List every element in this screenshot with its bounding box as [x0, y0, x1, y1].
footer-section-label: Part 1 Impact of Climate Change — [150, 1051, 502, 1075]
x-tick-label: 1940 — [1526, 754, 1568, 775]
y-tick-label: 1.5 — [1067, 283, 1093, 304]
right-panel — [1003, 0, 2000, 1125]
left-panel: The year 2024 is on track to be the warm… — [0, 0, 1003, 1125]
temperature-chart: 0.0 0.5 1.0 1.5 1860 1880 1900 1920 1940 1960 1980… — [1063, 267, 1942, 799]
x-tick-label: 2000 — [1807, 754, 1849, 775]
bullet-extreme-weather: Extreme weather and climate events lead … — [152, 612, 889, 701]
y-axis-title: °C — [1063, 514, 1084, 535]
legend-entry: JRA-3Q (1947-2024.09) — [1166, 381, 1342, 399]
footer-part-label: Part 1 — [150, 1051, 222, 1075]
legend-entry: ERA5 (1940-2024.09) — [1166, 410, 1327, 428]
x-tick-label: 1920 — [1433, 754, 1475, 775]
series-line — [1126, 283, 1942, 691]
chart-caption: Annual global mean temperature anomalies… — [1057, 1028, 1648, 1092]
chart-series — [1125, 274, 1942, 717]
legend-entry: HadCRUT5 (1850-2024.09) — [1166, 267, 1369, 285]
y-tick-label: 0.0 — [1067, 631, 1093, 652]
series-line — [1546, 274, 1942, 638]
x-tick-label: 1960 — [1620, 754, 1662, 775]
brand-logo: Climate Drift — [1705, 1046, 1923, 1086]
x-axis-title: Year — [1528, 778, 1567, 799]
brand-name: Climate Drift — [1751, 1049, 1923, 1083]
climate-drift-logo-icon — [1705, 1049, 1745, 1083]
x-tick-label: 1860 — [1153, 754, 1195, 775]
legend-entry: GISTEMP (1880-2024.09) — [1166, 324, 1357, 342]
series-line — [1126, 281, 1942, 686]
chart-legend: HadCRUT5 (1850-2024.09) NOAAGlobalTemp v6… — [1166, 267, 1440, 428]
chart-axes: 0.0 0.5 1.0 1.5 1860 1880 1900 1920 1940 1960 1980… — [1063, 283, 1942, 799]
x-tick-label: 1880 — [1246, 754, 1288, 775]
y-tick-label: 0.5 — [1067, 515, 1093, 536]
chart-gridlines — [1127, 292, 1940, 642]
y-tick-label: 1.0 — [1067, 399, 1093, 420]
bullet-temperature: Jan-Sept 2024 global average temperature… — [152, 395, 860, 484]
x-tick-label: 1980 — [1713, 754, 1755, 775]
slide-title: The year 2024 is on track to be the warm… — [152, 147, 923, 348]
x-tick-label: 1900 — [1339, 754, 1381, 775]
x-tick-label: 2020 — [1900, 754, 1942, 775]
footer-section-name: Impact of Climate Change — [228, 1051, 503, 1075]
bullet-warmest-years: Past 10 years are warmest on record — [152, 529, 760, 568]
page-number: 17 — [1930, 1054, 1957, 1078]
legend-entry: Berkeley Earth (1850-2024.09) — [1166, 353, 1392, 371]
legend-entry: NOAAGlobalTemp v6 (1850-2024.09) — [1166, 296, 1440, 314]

======

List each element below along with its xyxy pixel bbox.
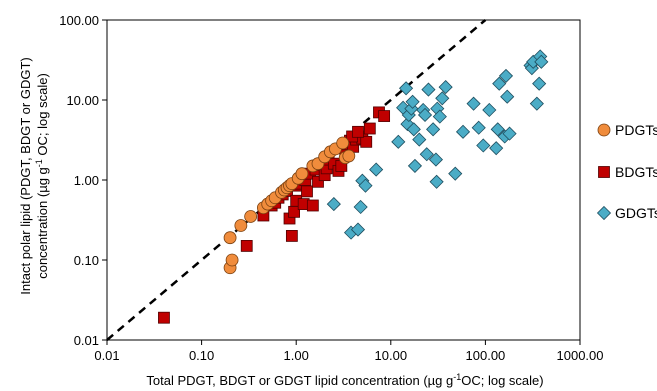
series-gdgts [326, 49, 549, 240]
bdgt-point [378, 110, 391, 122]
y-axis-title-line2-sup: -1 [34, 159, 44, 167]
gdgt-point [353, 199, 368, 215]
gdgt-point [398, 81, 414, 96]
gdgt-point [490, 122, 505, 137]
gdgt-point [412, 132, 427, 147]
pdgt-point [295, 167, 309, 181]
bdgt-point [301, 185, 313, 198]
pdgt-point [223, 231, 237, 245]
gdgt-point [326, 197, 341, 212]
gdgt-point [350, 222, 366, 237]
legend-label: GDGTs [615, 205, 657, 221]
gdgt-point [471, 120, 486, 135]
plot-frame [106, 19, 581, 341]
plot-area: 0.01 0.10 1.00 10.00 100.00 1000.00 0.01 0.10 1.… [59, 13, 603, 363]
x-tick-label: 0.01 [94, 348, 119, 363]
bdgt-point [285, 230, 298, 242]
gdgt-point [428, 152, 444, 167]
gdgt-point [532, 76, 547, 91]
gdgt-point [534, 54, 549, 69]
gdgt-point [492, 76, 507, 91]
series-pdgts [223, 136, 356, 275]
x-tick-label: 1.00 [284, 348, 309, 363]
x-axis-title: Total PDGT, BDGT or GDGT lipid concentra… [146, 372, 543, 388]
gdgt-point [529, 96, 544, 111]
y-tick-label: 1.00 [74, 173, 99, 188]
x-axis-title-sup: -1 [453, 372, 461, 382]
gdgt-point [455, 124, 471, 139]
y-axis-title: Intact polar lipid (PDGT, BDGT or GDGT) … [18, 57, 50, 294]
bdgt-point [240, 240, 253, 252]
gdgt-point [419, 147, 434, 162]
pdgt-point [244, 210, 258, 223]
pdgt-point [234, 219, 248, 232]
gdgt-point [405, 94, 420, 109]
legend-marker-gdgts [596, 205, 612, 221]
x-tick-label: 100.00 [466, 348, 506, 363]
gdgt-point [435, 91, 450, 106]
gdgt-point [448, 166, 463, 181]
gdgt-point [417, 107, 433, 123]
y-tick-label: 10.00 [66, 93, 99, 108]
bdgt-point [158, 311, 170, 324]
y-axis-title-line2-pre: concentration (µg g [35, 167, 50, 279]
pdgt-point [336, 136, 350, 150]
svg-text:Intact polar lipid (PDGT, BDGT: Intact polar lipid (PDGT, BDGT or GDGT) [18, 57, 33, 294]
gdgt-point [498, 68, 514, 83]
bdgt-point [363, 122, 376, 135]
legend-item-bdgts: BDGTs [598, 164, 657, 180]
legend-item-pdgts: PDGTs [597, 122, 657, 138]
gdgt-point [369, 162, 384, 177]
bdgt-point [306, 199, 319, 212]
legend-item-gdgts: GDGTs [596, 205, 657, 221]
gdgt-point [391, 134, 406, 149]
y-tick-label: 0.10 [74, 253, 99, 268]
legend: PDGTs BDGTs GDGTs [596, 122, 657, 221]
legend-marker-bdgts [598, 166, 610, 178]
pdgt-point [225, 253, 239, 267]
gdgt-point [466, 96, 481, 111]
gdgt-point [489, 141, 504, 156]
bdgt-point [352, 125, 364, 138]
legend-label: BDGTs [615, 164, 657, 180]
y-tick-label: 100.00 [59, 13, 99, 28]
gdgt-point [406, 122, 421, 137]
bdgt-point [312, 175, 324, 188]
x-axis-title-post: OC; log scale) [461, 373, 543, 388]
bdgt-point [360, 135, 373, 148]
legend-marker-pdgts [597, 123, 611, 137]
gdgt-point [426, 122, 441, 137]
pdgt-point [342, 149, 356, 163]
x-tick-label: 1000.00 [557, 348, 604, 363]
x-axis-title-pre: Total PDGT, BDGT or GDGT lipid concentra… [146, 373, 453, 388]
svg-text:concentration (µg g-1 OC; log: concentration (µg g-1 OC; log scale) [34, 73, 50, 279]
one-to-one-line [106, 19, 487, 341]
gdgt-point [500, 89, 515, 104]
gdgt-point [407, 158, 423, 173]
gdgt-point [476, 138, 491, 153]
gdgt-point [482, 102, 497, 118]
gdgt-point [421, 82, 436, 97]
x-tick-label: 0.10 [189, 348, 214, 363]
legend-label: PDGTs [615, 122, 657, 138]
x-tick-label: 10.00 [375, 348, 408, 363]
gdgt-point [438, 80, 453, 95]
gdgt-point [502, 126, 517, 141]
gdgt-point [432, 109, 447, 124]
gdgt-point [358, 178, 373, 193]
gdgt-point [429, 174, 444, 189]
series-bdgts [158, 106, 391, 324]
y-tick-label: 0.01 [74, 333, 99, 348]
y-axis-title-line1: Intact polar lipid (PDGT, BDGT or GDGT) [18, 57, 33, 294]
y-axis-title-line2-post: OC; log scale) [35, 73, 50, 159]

======

DIRECTION:
Rewrite only the part that opens with the line containing "series-gdgts [326, 49, 549, 240]" and closes with the line containing "gdgt-point [350, 222, 366, 237]", changing "pdgt-point" to "pdgt-marker" and keeping everything else the same.

RESPONSE TO THIS EXERCISE:
series-gdgts [326, 49, 549, 240]
bdgt-point [378, 110, 391, 122]
y-axis-title-line2-sup: -1 [34, 159, 44, 167]
gdgt-point [353, 199, 368, 215]
gdgt-point [398, 81, 414, 96]
gdgt-point [490, 122, 505, 137]
gdgt-point [412, 132, 427, 147]
pdgt-marker [295, 167, 309, 181]
bdgt-point [301, 185, 313, 198]
pdgt-marker [223, 231, 237, 245]
gdgt-point [326, 197, 341, 212]
gdgt-point [350, 222, 366, 237]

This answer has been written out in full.